-- BEGIN --
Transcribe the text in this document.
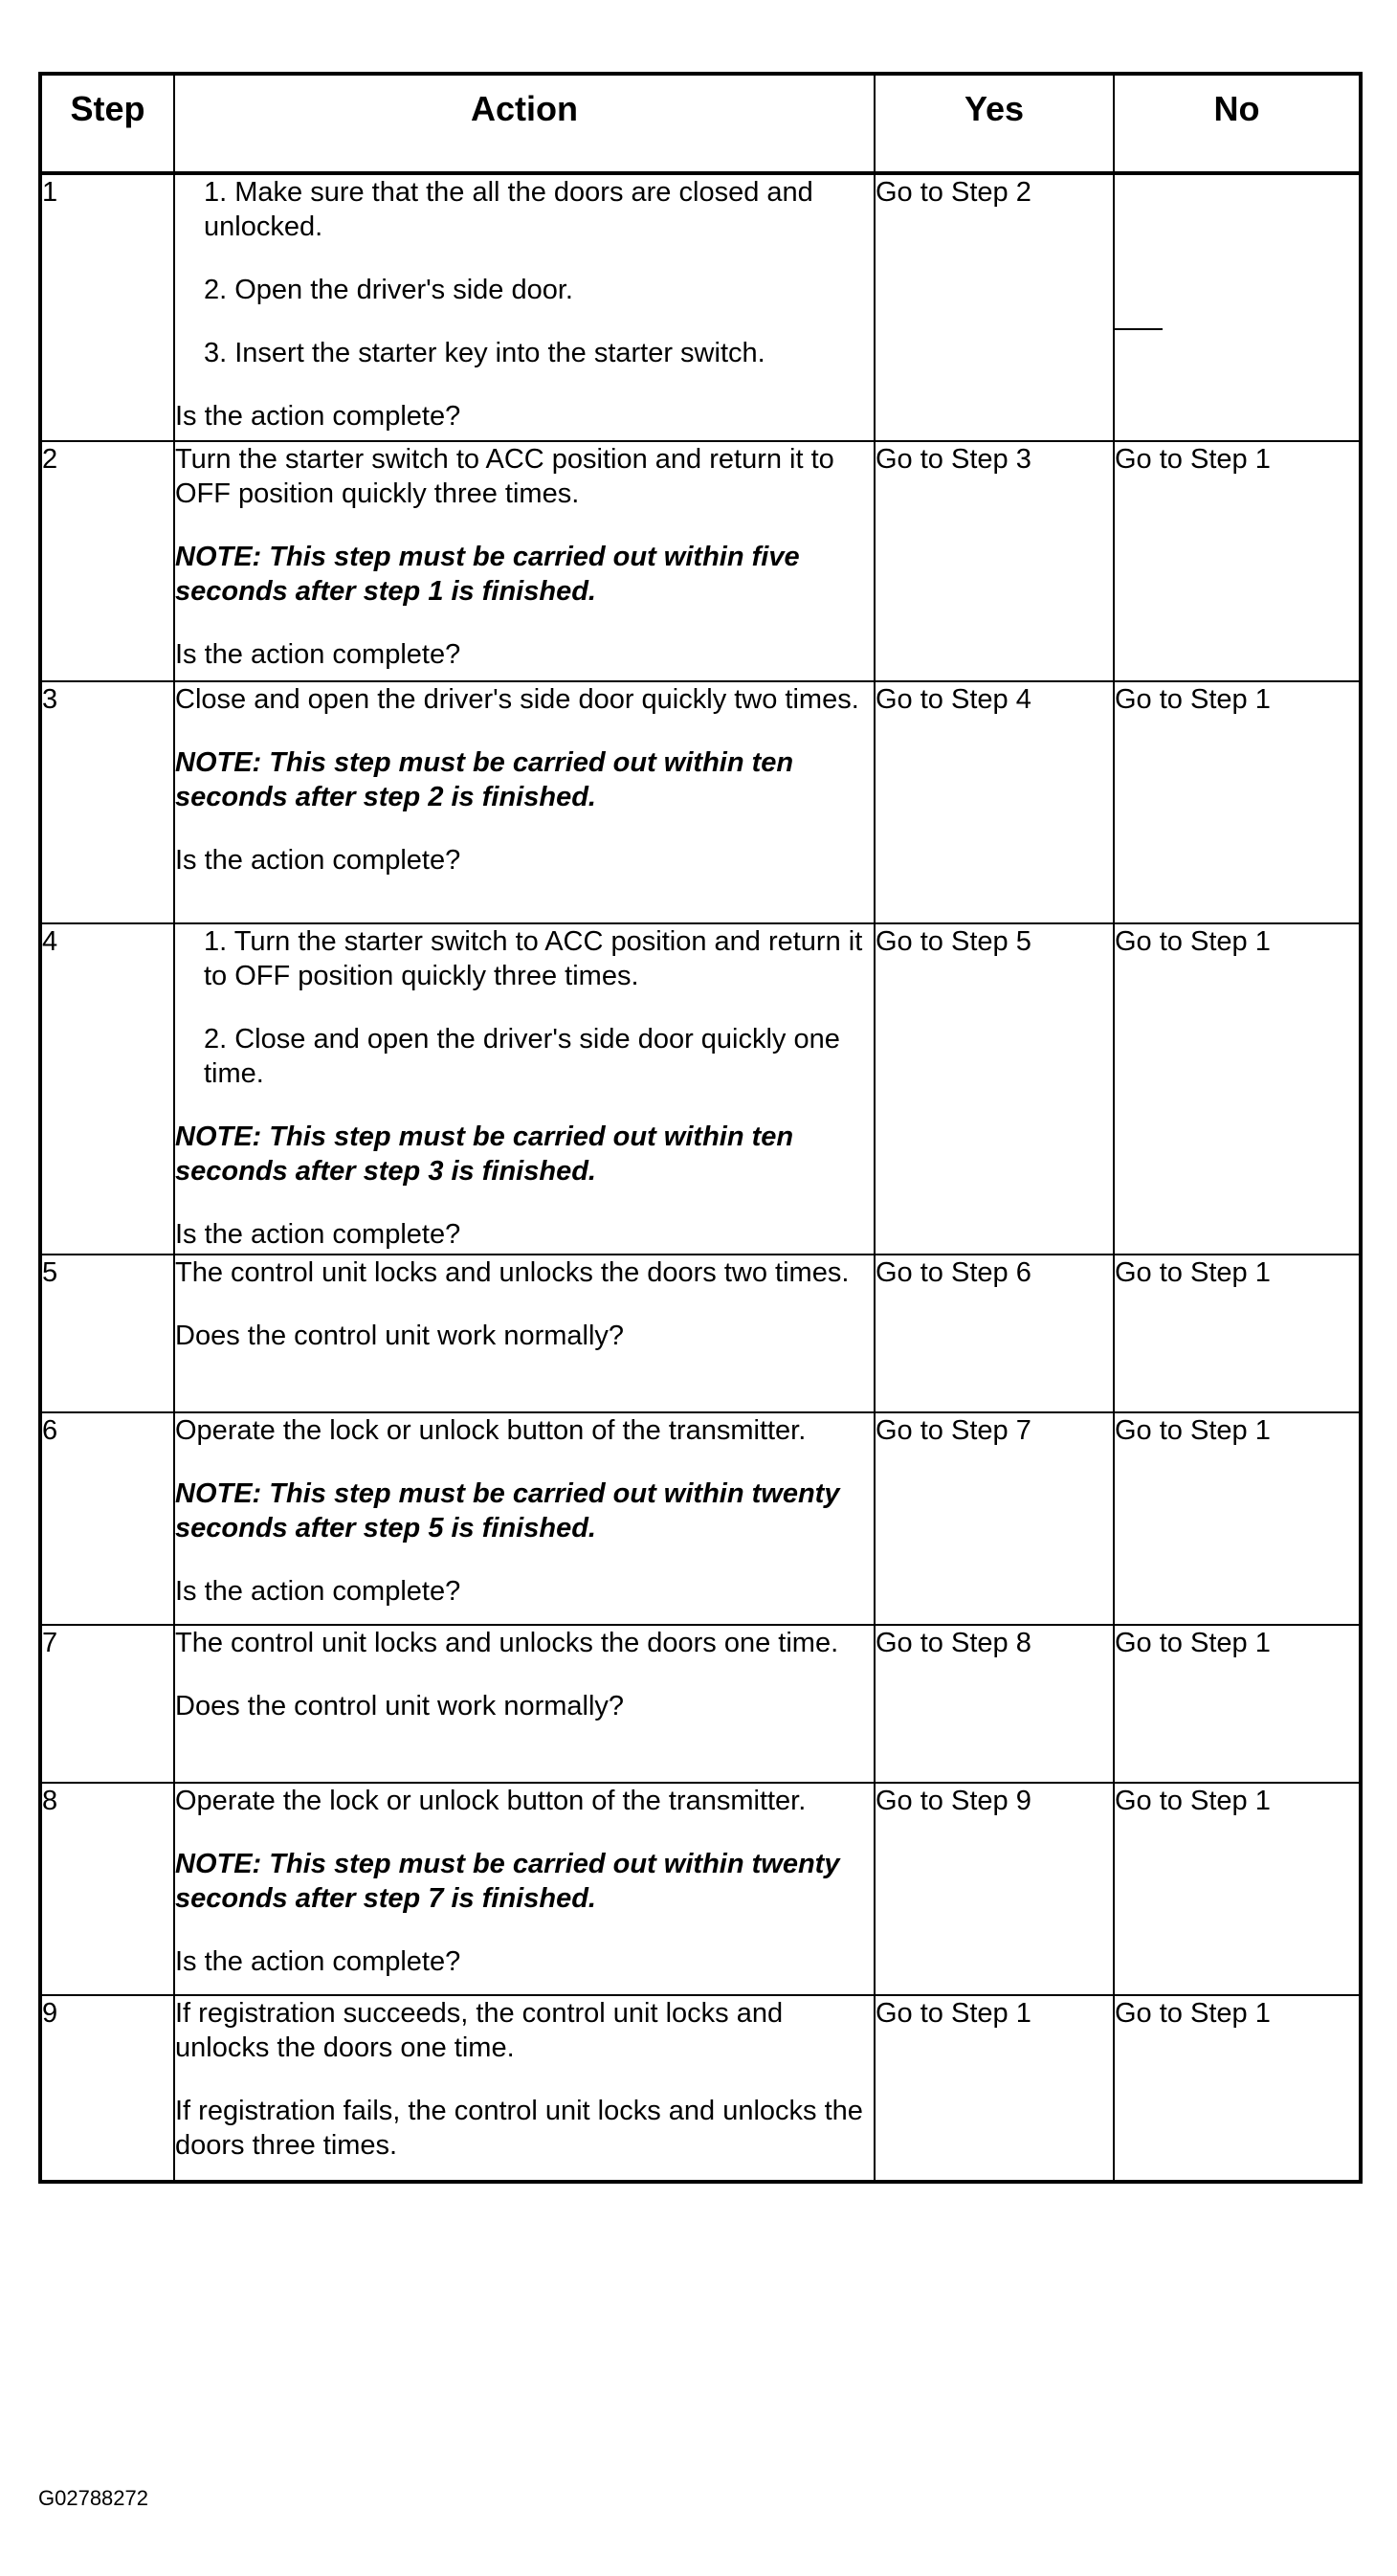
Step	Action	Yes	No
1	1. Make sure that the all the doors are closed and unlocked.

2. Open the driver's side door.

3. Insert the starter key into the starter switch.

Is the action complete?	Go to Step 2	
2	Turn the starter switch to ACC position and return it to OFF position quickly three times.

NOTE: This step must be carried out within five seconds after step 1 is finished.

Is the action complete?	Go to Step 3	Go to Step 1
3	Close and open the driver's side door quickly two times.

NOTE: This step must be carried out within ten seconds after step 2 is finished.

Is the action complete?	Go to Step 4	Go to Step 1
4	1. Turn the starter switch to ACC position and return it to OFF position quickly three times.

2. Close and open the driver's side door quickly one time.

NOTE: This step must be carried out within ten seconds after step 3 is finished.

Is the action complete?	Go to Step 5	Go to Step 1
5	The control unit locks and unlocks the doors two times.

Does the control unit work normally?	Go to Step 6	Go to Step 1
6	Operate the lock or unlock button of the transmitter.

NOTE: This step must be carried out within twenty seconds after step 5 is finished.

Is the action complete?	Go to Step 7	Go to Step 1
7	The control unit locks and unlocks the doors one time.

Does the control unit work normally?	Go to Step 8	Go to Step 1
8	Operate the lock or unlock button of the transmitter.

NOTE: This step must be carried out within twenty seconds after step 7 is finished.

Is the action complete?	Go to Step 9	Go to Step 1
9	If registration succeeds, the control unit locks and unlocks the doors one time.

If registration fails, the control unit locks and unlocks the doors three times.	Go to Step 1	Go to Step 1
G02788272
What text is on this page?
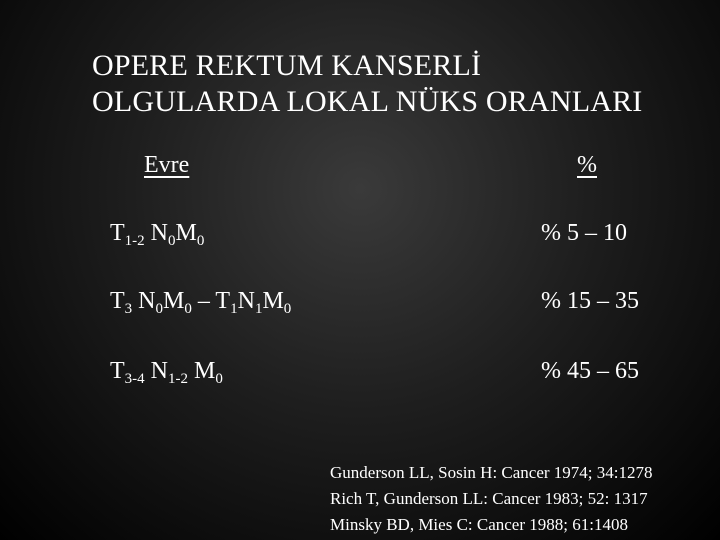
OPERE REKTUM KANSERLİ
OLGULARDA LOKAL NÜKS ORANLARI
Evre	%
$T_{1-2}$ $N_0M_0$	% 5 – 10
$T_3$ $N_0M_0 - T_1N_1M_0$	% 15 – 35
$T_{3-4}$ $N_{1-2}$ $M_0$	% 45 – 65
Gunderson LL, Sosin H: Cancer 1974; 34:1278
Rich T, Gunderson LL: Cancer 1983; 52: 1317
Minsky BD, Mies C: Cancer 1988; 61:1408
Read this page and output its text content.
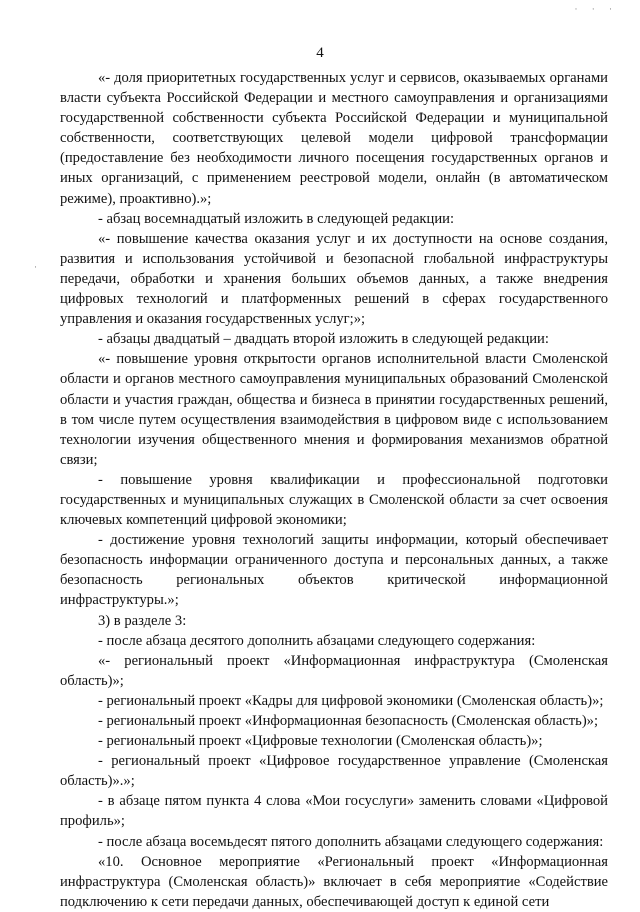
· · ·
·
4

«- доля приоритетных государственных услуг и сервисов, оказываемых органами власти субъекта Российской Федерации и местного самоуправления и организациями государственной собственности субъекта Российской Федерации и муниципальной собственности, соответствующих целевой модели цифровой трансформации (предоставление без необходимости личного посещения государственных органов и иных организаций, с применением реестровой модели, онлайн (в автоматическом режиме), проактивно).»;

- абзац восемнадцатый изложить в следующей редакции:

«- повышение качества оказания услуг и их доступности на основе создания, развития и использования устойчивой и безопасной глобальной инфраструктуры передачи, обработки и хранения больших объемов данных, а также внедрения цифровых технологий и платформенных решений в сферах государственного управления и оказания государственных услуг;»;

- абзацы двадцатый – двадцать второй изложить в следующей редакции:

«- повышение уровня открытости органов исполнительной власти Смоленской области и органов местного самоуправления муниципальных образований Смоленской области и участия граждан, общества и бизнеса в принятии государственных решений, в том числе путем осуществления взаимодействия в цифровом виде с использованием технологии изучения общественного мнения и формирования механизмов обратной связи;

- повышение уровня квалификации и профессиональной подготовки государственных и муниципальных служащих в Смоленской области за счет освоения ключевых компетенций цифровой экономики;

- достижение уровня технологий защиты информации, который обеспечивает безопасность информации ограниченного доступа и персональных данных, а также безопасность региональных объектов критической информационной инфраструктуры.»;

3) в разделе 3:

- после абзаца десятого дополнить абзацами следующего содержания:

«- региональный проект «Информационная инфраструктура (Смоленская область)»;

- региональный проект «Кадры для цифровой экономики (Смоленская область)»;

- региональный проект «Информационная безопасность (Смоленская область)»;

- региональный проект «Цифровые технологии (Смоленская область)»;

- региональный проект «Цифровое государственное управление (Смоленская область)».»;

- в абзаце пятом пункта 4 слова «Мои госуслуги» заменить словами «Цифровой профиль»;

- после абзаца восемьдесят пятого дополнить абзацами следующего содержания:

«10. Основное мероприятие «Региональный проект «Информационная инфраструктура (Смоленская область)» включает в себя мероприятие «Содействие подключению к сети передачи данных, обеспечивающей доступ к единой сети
-- END --
_WHAT TO DO_: Gather every line from the listing above in which "следующего" appears, and copy those lines.

_WRITTEN ANSWER_:
- после абзаца десятого дополнить абзацами следующего содержания:
- после абзаца восемьдесят пятого дополнить абзацами следующего содержания:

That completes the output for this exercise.